**EXERCISE DIRECTIONS**:
Below is a listing to transcribe in full and exactly; keep the pictures out.

(Dataset entries)
>>>>

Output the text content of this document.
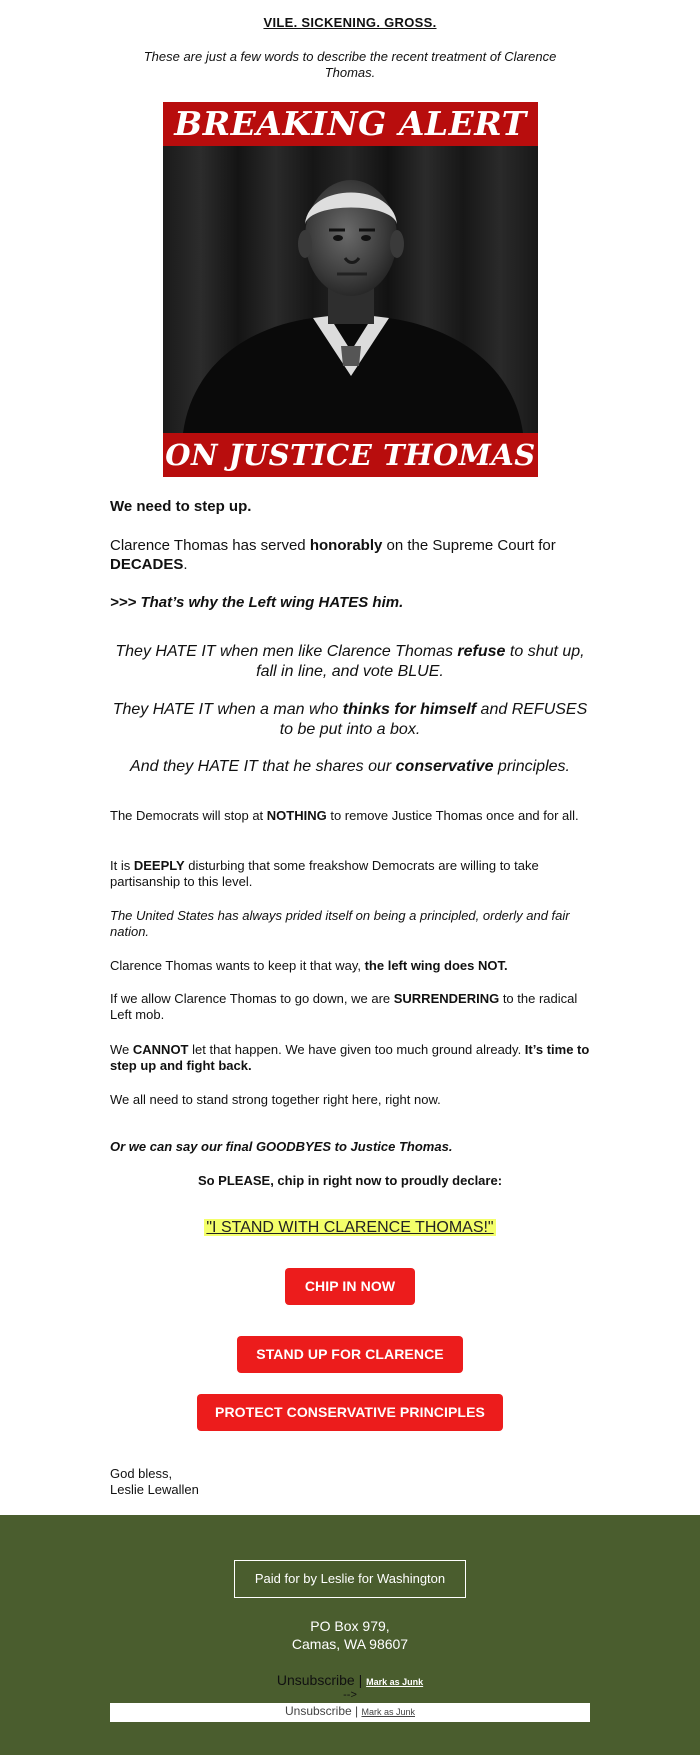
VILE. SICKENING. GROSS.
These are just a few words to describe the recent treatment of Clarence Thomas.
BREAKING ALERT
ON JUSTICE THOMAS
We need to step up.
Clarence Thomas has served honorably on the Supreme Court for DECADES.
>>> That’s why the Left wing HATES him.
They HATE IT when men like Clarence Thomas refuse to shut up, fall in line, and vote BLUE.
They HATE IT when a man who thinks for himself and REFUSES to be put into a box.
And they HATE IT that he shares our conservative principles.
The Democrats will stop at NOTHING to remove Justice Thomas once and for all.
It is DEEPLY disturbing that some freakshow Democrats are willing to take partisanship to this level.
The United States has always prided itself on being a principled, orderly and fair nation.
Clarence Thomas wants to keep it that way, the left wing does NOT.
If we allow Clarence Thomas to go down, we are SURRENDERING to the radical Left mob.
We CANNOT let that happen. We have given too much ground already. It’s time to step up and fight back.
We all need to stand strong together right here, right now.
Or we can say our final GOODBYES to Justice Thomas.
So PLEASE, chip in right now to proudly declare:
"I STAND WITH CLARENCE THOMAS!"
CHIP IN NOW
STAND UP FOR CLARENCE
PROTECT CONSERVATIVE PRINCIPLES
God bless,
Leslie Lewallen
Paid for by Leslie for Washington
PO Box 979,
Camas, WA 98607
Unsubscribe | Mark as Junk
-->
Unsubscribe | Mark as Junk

<<<<

**RESPONSE**:
Output the text content of this document.
VILE. SICKENING. GROSS.
These are just a few words to describe the recent treatment of Clarence Thomas.
BREAKING ALERT
ON JUSTICE THOMAS
We need to step up.
Clarence Thomas has served honorably on the Supreme Court for DECADES.
>>> That’s why the Left wing HATES him.
They HATE IT when men like Clarence Thomas refuse to shut up, fall in line, and vote BLUE.
They HATE IT when a man who thinks for himself and REFUSES to be put into a box.
And they HATE IT that he shares our conservative principles.
The Democrats will stop at NOTHING to remove Justice Thomas once and for all.
It is DEEPLY disturbing that some freakshow Democrats are willing to take partisanship to this level.
The United States has always prided itself on being a principled, orderly and fair nation.
Clarence Thomas wants to keep it that way, the left wing does NOT.
If we allow Clarence Thomas to go down, we are SURRENDERING to the radical Left mob.
We CANNOT let that happen. We have given too much ground already. It’s time to step up and fight back.
We all need to stand strong together right here, right now.
Or we can say our final GOODBYES to Justice Thomas.
So PLEASE, chip in right now to proudly declare:
"I STAND WITH CLARENCE THOMAS!"
CHIP IN NOW
STAND UP FOR CLARENCE
PROTECT CONSERVATIVE PRINCIPLES
God bless,
Leslie Lewallen
Paid for by Leslie for Washington
PO Box 979,
Camas, WA 98607
Unsubscribe | Mark as Junk
-->
Unsubscribe | Mark as Junk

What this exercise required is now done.